*WHAT TO WORK ON*.
Below are records to transcribe exactly, without their pictures.

Figure record listings
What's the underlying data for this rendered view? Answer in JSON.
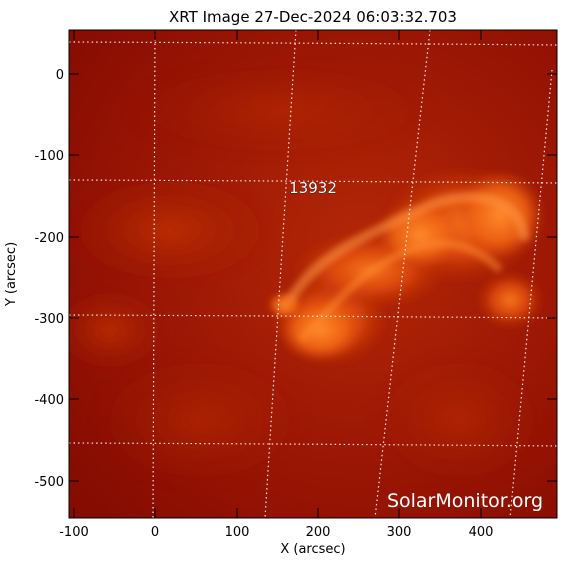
{
  "title": "XRT Image 27-Dec-2024 06:03:32.703",
  "xaxis": {
    "label": "X (arcsec)",
    "ticks": [
      "-100",
      "0",
      "100",
      "200",
      "300",
      "400"
    ]
  },
  "yaxis": {
    "label": "Y (arcsec)",
    "ticks": [
      "0",
      "-100",
      "-200",
      "-300",
      "-400",
      "-500"
    ]
  },
  "active_region_label": "13932",
  "watermark": "SolarMonitor.org",
  "colors": {
    "background": "#8e0e00",
    "bright": "#f26a14",
    "grid": "#ffffff"
  }
}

*WRITTEN ANSWER*.
What's the underlying data for this rendered view? Answer in JSON.
{
  "title": "XRT Image 27-Dec-2024 06:03:32.703",
  "xaxis": {
    "label": "X (arcsec)",
    "ticks": [
      "-100",
      "0",
      "100",
      "200",
      "300",
      "400"
    ]
  },
  "yaxis": {
    "label": "Y (arcsec)",
    "ticks": [
      "0",
      "-100",
      "-200",
      "-300",
      "-400",
      "-500"
    ]
  },
  "active_region_label": "13932",
  "watermark": "SolarMonitor.org",
  "colors": {
    "background": "#8e0e00",
    "bright": "#f26a14",
    "grid": "#ffffff"
  }
}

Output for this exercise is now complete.